» WHAT IS EXPECTED
Please copy the data below line for line, from its first line through the line with "coffee-cup-icon xyxy=(157,751,182,777)", including both.
────
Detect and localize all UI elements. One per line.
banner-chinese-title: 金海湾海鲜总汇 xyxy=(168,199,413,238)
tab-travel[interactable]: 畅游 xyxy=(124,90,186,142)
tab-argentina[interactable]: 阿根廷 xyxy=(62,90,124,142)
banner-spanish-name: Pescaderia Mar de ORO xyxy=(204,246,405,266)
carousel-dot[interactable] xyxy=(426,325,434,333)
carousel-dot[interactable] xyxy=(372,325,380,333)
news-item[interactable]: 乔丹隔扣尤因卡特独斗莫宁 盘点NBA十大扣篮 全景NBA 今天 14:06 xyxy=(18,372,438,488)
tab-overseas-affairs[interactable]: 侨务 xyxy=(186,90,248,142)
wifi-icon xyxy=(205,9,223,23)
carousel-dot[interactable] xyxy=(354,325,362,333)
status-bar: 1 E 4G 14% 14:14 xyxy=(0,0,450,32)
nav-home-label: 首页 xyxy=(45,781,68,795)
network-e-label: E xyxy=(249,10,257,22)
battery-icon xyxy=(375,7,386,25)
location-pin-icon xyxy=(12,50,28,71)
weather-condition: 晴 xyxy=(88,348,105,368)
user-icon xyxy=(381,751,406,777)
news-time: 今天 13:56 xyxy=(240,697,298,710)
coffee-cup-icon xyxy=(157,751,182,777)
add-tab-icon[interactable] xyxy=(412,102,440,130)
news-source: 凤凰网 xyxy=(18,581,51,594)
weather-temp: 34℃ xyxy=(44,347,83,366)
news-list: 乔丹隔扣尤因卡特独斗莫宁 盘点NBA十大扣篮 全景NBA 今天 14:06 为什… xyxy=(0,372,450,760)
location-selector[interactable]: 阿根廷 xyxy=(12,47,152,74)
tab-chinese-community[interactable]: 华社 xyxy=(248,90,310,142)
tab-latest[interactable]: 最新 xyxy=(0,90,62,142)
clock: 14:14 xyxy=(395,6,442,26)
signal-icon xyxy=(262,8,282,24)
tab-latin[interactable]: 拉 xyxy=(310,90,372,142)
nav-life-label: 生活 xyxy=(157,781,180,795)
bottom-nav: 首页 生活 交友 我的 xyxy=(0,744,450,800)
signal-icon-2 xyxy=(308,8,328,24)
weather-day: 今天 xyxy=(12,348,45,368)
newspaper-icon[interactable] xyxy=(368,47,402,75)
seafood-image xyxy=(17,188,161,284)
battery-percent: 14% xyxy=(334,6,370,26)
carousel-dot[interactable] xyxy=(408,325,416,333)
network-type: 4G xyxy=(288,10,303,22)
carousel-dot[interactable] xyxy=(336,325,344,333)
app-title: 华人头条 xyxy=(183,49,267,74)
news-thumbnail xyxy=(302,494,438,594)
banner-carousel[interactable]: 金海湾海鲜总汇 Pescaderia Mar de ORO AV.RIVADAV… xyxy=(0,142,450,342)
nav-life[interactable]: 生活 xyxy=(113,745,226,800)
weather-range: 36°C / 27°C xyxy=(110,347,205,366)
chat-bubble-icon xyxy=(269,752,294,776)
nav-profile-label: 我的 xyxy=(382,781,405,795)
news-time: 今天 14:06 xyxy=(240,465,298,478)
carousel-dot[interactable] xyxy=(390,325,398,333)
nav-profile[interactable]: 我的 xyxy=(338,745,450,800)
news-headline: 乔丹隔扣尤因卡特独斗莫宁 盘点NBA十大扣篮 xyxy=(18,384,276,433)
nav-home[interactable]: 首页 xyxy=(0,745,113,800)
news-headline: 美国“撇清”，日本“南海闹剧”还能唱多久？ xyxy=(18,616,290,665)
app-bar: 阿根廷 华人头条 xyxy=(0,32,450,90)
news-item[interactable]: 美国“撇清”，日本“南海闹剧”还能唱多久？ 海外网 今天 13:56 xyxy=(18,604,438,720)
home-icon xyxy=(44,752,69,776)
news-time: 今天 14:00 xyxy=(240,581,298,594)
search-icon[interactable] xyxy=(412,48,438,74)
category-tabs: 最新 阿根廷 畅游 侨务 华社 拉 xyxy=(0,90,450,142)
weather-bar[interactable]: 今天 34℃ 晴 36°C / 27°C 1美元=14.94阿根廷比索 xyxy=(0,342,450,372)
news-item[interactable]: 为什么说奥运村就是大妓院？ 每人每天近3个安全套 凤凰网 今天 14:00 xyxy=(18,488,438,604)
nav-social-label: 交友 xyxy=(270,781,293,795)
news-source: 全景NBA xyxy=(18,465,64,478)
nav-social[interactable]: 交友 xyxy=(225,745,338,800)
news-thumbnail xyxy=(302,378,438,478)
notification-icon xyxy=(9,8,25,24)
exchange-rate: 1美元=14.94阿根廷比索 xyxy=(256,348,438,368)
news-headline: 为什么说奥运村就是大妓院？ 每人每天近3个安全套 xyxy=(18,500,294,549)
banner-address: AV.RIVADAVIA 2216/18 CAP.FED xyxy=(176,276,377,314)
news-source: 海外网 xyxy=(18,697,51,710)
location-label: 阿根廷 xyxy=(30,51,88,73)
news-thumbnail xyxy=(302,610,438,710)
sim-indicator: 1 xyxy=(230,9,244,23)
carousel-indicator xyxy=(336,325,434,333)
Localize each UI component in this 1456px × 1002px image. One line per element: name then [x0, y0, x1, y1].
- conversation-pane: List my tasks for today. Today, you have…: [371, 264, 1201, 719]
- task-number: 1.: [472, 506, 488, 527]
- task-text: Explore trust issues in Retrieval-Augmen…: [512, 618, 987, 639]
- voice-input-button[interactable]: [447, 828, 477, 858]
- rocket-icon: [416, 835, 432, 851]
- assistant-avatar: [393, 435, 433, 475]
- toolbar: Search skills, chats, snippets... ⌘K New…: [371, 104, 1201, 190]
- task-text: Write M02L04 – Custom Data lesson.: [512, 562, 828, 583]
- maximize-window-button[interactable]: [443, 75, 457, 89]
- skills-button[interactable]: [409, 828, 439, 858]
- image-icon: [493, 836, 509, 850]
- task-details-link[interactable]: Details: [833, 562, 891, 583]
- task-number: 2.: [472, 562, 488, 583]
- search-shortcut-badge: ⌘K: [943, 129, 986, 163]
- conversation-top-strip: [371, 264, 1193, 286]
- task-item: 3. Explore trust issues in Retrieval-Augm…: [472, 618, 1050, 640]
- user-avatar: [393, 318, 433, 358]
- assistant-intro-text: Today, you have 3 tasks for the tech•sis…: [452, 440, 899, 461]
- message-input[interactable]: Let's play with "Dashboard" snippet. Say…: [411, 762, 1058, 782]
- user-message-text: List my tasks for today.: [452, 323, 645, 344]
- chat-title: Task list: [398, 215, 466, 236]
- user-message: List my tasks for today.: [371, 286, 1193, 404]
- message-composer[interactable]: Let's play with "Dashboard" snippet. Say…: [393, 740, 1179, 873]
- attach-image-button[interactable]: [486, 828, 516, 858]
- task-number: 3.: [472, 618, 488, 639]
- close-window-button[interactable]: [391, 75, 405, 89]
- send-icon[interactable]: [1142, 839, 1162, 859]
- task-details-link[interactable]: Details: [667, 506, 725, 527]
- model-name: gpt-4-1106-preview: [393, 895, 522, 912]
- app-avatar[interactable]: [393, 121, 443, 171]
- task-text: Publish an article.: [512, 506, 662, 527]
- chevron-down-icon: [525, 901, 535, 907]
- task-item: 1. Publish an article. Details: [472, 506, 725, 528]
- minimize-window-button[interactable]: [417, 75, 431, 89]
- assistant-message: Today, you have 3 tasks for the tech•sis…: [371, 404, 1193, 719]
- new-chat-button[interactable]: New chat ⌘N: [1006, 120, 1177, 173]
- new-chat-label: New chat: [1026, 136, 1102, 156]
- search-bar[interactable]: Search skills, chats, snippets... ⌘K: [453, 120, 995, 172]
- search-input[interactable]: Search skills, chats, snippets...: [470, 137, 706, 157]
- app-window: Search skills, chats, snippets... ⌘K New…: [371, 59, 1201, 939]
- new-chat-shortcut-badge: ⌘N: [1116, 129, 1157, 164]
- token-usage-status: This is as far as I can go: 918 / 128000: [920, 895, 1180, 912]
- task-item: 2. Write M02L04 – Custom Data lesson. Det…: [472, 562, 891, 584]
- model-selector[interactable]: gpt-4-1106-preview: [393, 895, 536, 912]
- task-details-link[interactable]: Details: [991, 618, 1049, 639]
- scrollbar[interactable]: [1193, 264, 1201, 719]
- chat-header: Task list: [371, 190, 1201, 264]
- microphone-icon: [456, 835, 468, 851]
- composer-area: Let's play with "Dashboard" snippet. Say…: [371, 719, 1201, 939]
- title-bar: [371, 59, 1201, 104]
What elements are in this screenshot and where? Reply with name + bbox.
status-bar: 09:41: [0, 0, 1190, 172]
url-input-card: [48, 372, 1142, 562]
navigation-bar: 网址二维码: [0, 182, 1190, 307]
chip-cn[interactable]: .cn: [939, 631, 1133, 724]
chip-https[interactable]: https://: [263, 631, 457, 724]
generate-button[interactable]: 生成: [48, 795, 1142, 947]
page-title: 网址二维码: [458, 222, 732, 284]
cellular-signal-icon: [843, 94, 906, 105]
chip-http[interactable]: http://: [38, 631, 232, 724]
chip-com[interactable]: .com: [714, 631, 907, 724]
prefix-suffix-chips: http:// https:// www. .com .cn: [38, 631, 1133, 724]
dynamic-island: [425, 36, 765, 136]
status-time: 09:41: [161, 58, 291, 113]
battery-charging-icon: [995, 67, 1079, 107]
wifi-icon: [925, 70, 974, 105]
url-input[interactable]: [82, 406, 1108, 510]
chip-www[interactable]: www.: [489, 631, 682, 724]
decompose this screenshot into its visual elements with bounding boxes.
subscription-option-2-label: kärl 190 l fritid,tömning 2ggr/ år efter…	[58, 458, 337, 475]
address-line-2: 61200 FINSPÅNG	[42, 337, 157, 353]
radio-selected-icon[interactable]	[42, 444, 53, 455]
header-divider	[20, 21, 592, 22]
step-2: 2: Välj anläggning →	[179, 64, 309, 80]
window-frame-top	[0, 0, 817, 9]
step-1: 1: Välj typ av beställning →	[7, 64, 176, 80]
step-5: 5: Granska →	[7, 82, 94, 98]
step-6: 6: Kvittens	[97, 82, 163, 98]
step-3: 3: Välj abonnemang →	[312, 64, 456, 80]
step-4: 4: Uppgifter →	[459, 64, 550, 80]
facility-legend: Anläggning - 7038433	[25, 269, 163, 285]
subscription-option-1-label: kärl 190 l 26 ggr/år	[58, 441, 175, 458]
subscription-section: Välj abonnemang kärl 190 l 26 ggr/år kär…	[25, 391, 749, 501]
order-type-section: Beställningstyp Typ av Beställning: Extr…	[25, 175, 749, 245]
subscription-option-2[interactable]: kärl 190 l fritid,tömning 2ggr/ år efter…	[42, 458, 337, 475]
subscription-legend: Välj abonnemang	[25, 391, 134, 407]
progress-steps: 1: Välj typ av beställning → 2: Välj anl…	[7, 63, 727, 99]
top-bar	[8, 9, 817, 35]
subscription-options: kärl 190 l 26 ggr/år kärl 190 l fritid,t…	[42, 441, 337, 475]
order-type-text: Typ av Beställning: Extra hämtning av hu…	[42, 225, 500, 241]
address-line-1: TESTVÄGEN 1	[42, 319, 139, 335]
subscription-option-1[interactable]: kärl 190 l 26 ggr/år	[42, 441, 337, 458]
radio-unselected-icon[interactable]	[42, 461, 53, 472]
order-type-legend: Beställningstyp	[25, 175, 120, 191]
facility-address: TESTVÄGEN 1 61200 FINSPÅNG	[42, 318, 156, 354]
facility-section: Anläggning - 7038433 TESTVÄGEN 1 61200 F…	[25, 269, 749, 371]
────
» SOLUTION TO THE EXERCISE
Detect and localize all UI elements. One per line.
banner-chinese-title: 金海湾海鲜总汇 xyxy=(168,199,413,238)
tab-travel[interactable]: 畅游 xyxy=(124,90,186,142)
tab-argentina[interactable]: 阿根廷 xyxy=(62,90,124,142)
banner-spanish-name: Pescaderia Mar de ORO xyxy=(204,246,405,266)
carousel-dot[interactable] xyxy=(426,325,434,333)
carousel-dot[interactable] xyxy=(372,325,380,333)
news-item[interactable]: 乔丹隔扣尤因卡特独斗莫宁 盘点NBA十大扣篮 全景NBA 今天 14:06 xyxy=(18,372,438,488)
tab-overseas-affairs[interactable]: 侨务 xyxy=(186,90,248,142)
wifi-icon xyxy=(205,9,223,23)
carousel-dot[interactable] xyxy=(354,325,362,333)
status-bar: 1 E 4G 14% 14:14 xyxy=(0,0,450,32)
nav-home-label: 首页 xyxy=(45,781,68,795)
network-e-label: E xyxy=(249,10,257,22)
battery-icon xyxy=(375,7,386,25)
location-pin-icon xyxy=(12,50,28,71)
weather-condition: 晴 xyxy=(88,348,105,368)
user-icon xyxy=(381,751,406,777)
news-time: 今天 13:56 xyxy=(240,697,298,710)
coffee-cup-icon xyxy=(157,751,182,777)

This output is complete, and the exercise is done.